> [Problem to solve]
Beneath this sentence is a set of records; write each of them out exactly.
※ ※ ※
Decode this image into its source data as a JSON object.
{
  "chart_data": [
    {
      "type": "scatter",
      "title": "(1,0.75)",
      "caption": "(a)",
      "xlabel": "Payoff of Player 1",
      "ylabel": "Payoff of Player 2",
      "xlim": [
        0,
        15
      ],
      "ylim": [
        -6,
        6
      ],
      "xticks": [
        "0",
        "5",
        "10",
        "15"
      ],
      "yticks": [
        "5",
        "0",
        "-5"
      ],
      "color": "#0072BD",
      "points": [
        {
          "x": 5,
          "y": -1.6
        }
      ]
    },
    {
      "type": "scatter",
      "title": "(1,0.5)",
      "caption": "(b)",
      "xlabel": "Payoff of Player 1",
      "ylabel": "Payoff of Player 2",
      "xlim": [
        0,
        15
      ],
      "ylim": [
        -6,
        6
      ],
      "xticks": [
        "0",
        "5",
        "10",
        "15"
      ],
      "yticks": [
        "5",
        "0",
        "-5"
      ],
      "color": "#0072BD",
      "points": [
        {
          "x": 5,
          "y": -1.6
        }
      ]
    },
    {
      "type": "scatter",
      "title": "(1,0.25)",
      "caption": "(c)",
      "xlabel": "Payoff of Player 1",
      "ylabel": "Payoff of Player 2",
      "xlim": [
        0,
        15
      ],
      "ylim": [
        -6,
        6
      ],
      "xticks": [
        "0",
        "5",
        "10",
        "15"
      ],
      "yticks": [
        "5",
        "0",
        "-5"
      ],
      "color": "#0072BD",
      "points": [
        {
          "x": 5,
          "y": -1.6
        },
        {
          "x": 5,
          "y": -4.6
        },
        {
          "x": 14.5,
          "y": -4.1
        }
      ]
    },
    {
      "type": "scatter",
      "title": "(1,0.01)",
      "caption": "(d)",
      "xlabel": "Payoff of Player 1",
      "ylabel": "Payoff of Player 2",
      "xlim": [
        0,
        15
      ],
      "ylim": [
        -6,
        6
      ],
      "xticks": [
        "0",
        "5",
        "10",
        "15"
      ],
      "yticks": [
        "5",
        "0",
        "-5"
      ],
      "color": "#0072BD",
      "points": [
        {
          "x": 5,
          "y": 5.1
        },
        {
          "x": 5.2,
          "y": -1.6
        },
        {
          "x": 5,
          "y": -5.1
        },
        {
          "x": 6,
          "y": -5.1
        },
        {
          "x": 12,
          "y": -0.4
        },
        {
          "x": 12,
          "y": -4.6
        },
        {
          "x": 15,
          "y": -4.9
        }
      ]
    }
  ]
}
※ ※ ※
> [Task output]
Decode this image into its source data as a JSON object.
{
  "chart_data": [
    {
      "type": "scatter",
      "title": "(1,0.75)",
      "caption": "(a)",
      "xlabel": "Payoff of Player 1",
      "ylabel": "Payoff of Player 2",
      "xlim": [
        0,
        15
      ],
      "ylim": [
        -6,
        6
      ],
      "xticks": [
        "0",
        "5",
        "10",
        "15"
      ],
      "yticks": [
        "5",
        "0",
        "-5"
      ],
      "color": "#0072BD",
      "points": [
        {
          "x": 5,
          "y": -1.6
        }
      ]
    },
    {
      "type": "scatter",
      "title": "(1,0.5)",
      "caption": "(b)",
      "xlabel": "Payoff of Player 1",
      "ylabel": "Payoff of Player 2",
      "xlim": [
        0,
        15
      ],
      "ylim": [
        -6,
        6
      ],
      "xticks": [
        "0",
        "5",
        "10",
        "15"
      ],
      "yticks": [
        "5",
        "0",
        "-5"
      ],
      "color": "#0072BD",
      "points": [
        {
          "x": 5,
          "y": -1.6
        }
      ]
    },
    {
      "type": "scatter",
      "title": "(1,0.25)",
      "caption": "(c)",
      "xlabel": "Payoff of Player 1",
      "ylabel": "Payoff of Player 2",
      "xlim": [
        0,
        15
      ],
      "ylim": [
        -6,
        6
      ],
      "xticks": [
        "0",
        "5",
        "10",
        "15"
      ],
      "yticks": [
        "5",
        "0",
        "-5"
      ],
      "color": "#0072BD",
      "points": [
        {
          "x": 5,
          "y": -1.6
        },
        {
          "x": 5,
          "y": -4.6
        },
        {
          "x": 14.5,
          "y": -4.1
        }
      ]
    },
    {
      "type": "scatter",
      "title": "(1,0.01)",
      "caption": "(d)",
      "xlabel": "Payoff of Player 1",
      "ylabel": "Payoff of Player 2",
      "xlim": [
        0,
        15
      ],
      "ylim": [
        -6,
        6
      ],
      "xticks": [
        "0",
        "5",
        "10",
        "15"
      ],
      "yticks": [
        "5",
        "0",
        "-5"
      ],
      "color": "#0072BD",
      "points": [
        {
          "x": 5,
          "y": 5.1
        },
        {
          "x": 5.2,
          "y": -1.6
        },
        {
          "x": 5,
          "y": -5.1
        },
        {
          "x": 6,
          "y": -5.1
        },
        {
          "x": 12,
          "y": -0.4
        },
        {
          "x": 12,
          "y": -4.6
        },
        {
          "x": 15,
          "y": -4.9
        }
      ]
    }
  ]
}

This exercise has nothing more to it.